> _Task instructions_
Search the data for the word "blur". Reproduce every line where it is found.

-- Provided data start --

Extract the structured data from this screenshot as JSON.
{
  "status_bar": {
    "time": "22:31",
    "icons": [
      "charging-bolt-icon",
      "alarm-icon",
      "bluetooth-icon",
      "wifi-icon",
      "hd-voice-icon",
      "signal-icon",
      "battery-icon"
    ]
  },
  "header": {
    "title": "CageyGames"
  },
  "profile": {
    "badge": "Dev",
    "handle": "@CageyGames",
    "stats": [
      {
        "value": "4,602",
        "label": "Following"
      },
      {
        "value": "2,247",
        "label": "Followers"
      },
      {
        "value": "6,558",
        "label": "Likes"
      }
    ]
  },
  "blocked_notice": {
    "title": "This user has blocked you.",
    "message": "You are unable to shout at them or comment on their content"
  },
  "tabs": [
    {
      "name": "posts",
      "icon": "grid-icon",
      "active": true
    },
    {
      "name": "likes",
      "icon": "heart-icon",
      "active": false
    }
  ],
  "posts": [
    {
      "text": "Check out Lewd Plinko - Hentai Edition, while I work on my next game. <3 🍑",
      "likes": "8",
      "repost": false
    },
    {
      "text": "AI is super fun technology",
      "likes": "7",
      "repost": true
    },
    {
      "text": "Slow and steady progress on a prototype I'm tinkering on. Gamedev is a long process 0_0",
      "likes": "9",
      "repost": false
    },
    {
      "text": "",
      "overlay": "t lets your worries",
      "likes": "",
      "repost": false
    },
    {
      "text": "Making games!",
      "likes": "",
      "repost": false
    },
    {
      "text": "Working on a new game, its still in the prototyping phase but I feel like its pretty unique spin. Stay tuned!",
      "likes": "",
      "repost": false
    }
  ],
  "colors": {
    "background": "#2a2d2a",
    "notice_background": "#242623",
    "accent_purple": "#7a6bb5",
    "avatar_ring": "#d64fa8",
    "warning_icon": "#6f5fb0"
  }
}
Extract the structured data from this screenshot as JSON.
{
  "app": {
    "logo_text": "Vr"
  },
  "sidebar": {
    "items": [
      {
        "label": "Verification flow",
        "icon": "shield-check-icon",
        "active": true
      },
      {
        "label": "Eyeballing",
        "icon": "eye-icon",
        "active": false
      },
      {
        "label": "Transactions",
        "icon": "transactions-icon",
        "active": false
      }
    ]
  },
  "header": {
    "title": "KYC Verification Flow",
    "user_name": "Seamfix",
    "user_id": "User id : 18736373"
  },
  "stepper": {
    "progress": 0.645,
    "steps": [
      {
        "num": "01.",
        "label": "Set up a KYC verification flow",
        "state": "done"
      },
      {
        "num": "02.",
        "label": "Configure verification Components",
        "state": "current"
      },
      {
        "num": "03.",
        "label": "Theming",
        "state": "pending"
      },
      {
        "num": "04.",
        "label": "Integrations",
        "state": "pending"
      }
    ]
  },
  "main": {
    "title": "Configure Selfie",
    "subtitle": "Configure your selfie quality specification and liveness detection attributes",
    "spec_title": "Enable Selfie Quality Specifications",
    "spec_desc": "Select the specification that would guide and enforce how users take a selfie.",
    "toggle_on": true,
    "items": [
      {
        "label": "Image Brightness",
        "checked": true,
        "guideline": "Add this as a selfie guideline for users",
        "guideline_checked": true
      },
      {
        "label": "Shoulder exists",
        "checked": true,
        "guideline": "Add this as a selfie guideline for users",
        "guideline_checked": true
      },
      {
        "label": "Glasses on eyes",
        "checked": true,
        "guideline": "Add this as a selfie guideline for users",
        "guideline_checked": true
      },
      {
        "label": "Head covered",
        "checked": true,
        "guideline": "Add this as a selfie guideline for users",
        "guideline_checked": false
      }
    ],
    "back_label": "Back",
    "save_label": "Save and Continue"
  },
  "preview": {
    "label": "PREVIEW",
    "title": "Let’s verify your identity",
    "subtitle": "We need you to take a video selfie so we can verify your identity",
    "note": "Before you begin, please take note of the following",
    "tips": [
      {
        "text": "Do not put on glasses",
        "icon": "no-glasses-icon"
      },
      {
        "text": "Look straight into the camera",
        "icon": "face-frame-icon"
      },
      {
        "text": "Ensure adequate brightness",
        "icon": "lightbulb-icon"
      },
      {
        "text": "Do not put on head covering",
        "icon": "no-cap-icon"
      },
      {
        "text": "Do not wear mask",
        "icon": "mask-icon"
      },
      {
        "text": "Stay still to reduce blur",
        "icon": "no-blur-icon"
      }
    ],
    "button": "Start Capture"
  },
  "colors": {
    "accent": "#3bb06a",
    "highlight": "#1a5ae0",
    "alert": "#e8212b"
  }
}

-- Provided data end --

> _Exercise output_
        "text": "Stay still to reduce blur",
        "icon": "no-blur-icon"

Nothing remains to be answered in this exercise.